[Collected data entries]
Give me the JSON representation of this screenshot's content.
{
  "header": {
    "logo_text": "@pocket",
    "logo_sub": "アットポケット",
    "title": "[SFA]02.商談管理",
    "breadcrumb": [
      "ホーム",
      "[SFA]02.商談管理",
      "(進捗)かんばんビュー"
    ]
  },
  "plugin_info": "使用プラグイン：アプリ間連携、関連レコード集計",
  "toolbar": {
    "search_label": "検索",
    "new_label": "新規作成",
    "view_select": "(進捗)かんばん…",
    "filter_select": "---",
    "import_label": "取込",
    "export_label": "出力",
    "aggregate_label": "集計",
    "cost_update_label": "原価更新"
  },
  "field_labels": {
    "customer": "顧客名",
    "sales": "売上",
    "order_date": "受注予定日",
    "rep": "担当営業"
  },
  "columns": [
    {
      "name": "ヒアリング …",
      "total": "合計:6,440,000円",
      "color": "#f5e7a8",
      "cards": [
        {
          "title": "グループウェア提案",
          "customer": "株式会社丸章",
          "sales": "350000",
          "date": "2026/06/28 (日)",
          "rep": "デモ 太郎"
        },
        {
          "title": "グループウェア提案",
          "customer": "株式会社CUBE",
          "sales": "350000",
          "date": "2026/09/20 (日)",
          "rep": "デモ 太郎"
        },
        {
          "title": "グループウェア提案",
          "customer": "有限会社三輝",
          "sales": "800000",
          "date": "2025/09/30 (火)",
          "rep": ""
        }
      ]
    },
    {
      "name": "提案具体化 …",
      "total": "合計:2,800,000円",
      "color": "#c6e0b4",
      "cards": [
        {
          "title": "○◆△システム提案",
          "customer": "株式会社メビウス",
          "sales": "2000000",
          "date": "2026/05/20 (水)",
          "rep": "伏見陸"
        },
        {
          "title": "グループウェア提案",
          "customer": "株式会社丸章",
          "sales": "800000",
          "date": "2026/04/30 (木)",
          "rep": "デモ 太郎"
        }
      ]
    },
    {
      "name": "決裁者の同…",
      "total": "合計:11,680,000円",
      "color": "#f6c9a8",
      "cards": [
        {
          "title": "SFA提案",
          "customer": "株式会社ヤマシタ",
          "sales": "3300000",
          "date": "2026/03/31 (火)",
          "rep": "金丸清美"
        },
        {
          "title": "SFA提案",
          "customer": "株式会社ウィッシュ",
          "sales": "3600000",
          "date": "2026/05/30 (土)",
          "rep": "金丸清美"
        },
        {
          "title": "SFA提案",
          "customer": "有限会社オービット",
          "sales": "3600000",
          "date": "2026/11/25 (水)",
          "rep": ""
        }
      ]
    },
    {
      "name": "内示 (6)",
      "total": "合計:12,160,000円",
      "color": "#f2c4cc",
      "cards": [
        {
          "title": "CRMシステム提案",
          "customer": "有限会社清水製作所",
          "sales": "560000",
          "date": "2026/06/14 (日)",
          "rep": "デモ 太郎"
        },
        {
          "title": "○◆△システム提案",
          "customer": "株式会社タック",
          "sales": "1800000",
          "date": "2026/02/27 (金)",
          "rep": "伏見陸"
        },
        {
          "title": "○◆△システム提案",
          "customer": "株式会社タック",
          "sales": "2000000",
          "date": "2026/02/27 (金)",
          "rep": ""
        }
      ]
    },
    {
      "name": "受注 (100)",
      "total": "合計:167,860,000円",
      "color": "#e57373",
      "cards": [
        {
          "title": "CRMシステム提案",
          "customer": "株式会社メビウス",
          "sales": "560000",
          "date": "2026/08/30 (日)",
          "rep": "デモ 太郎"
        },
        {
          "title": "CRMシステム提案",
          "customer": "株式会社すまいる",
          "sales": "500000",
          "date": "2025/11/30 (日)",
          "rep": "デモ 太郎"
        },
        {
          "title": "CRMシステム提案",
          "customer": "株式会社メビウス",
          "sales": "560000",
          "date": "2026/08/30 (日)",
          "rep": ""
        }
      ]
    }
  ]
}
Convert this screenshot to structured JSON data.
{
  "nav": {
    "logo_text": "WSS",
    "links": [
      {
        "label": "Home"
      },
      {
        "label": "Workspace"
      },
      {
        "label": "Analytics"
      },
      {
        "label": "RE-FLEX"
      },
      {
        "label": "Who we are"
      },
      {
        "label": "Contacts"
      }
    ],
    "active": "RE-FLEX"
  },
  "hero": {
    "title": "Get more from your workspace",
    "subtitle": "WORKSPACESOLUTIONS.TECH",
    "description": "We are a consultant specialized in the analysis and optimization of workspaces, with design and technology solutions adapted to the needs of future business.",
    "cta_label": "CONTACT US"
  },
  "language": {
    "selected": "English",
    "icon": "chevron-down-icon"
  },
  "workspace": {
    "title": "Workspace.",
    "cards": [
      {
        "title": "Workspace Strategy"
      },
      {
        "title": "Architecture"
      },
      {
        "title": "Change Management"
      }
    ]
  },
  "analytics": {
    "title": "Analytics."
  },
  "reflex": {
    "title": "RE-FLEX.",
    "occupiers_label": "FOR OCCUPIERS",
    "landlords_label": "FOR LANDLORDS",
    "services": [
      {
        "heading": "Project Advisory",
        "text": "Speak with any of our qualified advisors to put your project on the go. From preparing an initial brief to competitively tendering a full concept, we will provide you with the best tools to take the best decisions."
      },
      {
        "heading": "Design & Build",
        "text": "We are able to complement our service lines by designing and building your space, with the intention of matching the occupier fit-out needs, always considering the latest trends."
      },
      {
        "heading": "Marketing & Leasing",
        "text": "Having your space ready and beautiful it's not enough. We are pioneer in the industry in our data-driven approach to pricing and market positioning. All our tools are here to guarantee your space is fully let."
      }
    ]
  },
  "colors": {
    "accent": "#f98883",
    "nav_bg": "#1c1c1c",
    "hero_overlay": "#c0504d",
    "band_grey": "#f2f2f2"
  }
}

Instruction: Return every line of the material exactly.

Exercise result:
Give me the JSON representation of this screenshot's content.
{
  "header": {
    "logo_text": "@pocket",
    "logo_sub": "アットポケット",
    "title": "[SFA]02.商談管理",
    "breadcrumb": [
      "ホーム",
      "[SFA]02.商談管理",
      "(進捗)かんばんビュー"
    ]
  },
  "plugin_info": "使用プラグイン：アプリ間連携、関連レコード集計",
  "toolbar": {
    "search_label": "検索",
    "new_label": "新規作成",
    "view_select": "(進捗)かんばん…",
    "filter_select": "---",
    "import_label": "取込",
    "export_label": "出力",
    "aggregate_label": "集計",
    "cost_update_label": "原価更新"
  },
  "field_labels": {
    "customer": "顧客名",
    "sales": "売上",
    "order_date": "受注予定日",
    "rep": "担当営業"
  },
  "columns": [
    {
      "name": "ヒアリング …",
      "total": "合計:6,440,000円",
      "color": "#f5e7a8",
      "cards": [
        {
          "title": "グループウェア提案",
          "customer": "株式会社丸章",
          "sales": "350000",
          "date": "2026/06/28 (日)",
          "rep": "デモ 太郎"
        },
        {
          "title": "グループウェア提案",
          "customer": "株式会社CUBE",
          "sales": "350000",
          "date": "2026/09/20 (日)",
          "rep": "デモ 太郎"
        },
        {
          "title": "グループウェア提案",
          "customer": "有限会社三輝",
          "sales": "800000",
          "date": "2025/09/30 (火)",
          "rep": ""
        }
      ]
    },
    {
      "name": "提案具体化 …",
      "total": "合計:2,800,000円",
      "color": "#c6e0b4",
      "cards": [
        {
          "title": "○◆△システム提案",
          "customer": "株式会社メビウス",
          "sales": "2000000",
          "date": "2026/05/20 (水)",
          "rep": "伏見陸"
        },
        {
          "title": "グループウェア提案",
          "customer": "株式会社丸章",
          "sales": "800000",
          "date": "2026/04/30 (木)",
          "rep": "デモ 太郎"
        }
      ]
    },
    {
      "name": "決裁者の同…",
      "total": "合計:11,680,000円",
      "color": "#f6c9a8",
      "cards": [
        {
          "title": "SFA提案",
          "customer": "株式会社ヤマシタ",
          "sales": "3300000",
          "date": "2026/03/31 (火)",
          "rep": "金丸清美"
        },
        {
          "title": "SFA提案",
          "customer": "株式会社ウィッシュ",
          "sales": "3600000",
          "date": "2026/05/30 (土)",
          "rep": "金丸清美"
        },
        {
          "title": "SFA提案",
          "customer": "有限会社オービット",
          "sales": "3600000",
          "date": "2026/11/25 (水)",
          "rep": ""
        }
      ]
    },
    {
      "name": "内示 (6)",
      "total": "合計:12,160,000円",
      "color": "#f2c4cc",
      "cards": [
        {
          "title": "CRMシステム提案",
          "customer": "有限会社清水製作所",
          "sales": "560000",
          "date": "2026/06/14 (日)",
          "rep": "デモ 太郎"
        },
        {
          "title": "○◆△システム提案",
          "customer": "株式会社タック",
          "sales": "1800000",
          "date": "2026/02/27 (金)",
          "rep": "伏見陸"
        },
        {
          "title": "○◆△システム提案",
          "customer": "株式会社タック",
          "sales": "2000000",
          "date": "2026/02/27 (金)",
          "rep": ""
        }
      ]
    },
    {
      "name": "受注 (100)",
      "total": "合計:167,860,000円",
      "color": "#e57373",
      "cards": [
        {
          "title": "CRMシステム提案",
          "customer": "株式会社メビウス",
          "sales": "560000",
          "date": "2026/08/30 (日)",
          "rep": "デモ 太郎"
        },
        {
          "title": "CRMシステム提案",
          "customer": "株式会社すまいる",
          "sales": "500000",
          "date": "2025/11/30 (日)",
          "rep": "デモ 太郎"
        },
        {
          "title": "CRMシステム提案",
          "customer": "株式会社メビウス",
          "sales": "560000",
          "date": "2026/08/30 (日)",
          "rep": ""
        }
      ]
    }
  ]
}
Convert this screenshot to structured JSON data.
{
  "nav": {
    "logo_text": "WSS",
    "links": [
      {
        "label": "Home"
      },
      {
        "label": "Workspace"
      },
      {
        "label": "Analytics"
      },
      {
        "label": "RE-FLEX"
      },
      {
        "label": "Who we are"
      },
      {
        "label": "Contacts"
      }
    ],
    "active": "RE-FLEX"
  },
  "hero": {
    "title": "Get more from your workspace",
    "subtitle": "WORKSPACESOLUTIONS.TECH",
    "description": "We are a consultant specialized in the analysis and optimization of workspaces, with design and technology solutions adapted to the needs of future business.",
    "cta_label": "CONTACT US"
  },
  "language": {
    "selected": "English",
    "icon": "chevron-down-icon"
  },
  "workspace": {
    "title": "Workspace.",
    "cards": [
      {
        "title": "Workspace Strategy"
      },
      {
        "title": "Architecture"
      },
      {
        "title": "Change Management"
      }
    ]
  },
  "analytics": {
    "title": "Analytics."
  },
  "reflex": {
    "title": "RE-FLEX.",
    "occupiers_label": "FOR OCCUPIERS",
    "landlords_label": "FOR LANDLORDS",
    "services": [
      {
        "heading": "Project Advisory",
        "text": "Speak with any of our qualified advisors to put your project on the go. From preparing an initial brief to competitively tendering a full concept, we will provide you with the best tools to take the best decisions."
      },
      {
        "heading": "Design & Build",
        "text": "We are able to complement our service lines by designing and building your space, with the intention of matching the occupier fit-out needs, always considering the latest trends."
      },
      {
        "heading": "Marketing & Leasing",
        "text": "Having your space ready and beautiful it's not enough. We are pioneer in the industry in our data-driven approach to pricing and market positioning. All our tools are here to guarantee your space is fully let."
      }
    ]
  },
  "colors": {
    "accent": "#f98883",
    "nav_bg": "#1c1c1c",
    "hero_overlay": "#c0504d",
    "band_grey": "#f2f2f2"
  }
}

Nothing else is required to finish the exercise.